Records
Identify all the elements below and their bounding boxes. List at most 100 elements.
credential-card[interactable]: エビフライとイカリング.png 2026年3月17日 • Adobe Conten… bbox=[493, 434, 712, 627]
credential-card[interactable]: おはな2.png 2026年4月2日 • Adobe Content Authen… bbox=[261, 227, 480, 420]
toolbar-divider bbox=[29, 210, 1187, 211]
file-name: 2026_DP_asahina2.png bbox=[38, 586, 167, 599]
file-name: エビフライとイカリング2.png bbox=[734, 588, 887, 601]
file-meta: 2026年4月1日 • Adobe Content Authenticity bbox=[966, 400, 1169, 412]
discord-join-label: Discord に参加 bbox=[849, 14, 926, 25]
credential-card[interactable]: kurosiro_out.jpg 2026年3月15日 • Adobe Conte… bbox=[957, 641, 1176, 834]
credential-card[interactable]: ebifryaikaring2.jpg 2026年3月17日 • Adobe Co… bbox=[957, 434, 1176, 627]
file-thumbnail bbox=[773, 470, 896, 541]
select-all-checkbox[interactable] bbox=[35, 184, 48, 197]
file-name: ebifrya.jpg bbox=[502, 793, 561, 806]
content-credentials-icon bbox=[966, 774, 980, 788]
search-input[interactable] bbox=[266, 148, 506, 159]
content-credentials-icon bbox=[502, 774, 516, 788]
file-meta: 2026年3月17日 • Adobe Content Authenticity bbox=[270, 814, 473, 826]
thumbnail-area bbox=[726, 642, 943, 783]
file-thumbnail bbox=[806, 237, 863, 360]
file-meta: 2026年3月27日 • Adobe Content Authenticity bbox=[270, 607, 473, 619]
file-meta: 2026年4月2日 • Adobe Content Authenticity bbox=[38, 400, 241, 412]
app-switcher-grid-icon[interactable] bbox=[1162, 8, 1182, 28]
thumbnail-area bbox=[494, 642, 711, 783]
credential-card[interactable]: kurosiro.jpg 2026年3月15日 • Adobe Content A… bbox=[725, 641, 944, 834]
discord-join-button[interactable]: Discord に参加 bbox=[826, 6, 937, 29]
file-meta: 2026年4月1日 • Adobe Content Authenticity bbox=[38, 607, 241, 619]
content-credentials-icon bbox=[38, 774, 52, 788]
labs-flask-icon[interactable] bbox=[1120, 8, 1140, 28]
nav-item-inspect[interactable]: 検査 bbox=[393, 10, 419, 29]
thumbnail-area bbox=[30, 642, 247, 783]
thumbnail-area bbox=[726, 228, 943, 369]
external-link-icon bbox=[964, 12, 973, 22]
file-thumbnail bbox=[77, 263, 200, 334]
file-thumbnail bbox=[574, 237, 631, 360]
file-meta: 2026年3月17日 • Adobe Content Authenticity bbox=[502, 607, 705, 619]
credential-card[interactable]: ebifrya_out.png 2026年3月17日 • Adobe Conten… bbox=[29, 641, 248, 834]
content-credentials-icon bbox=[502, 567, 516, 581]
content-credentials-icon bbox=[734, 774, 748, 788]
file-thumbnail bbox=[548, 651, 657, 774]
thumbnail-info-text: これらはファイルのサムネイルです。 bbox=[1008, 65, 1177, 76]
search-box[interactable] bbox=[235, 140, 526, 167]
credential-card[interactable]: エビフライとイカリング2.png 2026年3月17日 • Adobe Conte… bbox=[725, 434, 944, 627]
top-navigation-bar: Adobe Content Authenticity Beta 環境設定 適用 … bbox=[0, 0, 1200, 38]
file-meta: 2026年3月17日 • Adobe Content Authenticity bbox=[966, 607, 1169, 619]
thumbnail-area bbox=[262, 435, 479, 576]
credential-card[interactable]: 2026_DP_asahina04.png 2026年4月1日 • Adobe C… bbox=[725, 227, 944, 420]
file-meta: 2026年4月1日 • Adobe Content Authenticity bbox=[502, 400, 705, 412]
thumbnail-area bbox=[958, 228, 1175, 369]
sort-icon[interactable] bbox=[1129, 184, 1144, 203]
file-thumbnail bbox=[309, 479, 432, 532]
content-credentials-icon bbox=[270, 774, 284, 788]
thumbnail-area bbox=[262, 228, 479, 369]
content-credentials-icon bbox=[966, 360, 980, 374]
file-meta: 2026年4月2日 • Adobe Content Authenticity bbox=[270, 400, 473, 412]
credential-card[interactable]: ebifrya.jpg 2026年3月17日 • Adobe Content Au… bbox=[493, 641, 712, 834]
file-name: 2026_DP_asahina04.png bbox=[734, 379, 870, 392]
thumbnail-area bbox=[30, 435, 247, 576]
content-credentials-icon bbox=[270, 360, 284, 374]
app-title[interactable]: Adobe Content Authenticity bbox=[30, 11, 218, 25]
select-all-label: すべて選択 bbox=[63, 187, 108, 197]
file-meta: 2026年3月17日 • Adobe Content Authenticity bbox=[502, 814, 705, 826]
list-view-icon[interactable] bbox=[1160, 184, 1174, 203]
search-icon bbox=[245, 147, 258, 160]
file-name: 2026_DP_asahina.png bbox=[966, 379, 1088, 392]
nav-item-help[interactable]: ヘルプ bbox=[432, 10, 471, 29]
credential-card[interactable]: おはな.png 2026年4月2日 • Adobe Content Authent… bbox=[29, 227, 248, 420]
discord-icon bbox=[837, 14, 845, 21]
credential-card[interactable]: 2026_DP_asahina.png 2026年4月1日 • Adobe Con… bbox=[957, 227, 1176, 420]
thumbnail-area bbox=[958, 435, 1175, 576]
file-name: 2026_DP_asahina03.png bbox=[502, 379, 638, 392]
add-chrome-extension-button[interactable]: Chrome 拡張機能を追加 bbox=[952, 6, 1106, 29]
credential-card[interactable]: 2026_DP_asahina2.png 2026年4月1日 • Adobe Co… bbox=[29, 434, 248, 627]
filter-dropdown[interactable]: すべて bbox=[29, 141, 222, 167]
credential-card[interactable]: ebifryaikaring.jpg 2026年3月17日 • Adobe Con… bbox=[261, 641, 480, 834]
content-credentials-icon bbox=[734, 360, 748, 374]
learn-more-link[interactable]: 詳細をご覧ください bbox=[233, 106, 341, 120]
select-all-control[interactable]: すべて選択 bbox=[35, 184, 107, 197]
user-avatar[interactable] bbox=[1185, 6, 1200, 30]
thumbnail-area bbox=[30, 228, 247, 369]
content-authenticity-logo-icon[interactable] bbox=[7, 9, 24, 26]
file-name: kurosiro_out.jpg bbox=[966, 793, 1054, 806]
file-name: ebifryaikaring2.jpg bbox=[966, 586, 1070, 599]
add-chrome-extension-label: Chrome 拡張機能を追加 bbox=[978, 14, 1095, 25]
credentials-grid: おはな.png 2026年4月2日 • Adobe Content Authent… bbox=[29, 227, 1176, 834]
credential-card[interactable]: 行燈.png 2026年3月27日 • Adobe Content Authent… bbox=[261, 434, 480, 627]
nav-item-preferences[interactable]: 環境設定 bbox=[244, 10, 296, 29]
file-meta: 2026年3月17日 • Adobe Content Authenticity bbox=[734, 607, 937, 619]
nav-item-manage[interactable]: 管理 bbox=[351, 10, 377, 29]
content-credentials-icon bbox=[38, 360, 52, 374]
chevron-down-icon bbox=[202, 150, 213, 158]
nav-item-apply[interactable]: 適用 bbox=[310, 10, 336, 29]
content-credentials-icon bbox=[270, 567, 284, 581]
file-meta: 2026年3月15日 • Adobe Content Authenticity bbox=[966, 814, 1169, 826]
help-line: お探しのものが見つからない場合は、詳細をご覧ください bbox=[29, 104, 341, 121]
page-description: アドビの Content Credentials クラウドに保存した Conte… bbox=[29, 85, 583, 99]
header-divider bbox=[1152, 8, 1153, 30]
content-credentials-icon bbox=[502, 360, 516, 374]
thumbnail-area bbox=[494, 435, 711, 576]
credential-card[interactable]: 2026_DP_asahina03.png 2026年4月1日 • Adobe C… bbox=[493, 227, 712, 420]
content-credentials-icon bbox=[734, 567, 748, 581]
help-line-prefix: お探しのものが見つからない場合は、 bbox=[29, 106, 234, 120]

What is required: Copy the stretch of records from the start through the line containing "toolbar-divider bbox=[29, 210, 1187, 211]", swapping "bounding boxes" for "coordinates" and leaving everything else unchanged.

Exercise response:
Identify all the elements below and their coordinates. List at most 100 elements.
credential-card[interactable]: エビフライとイカリング.png 2026年3月17日 • Adobe Conten… bbox=[493, 434, 712, 627]
credential-card[interactable]: おはな2.png 2026年4月2日 • Adobe Content Authen… bbox=[261, 227, 480, 420]
toolbar-divider bbox=[29, 210, 1187, 211]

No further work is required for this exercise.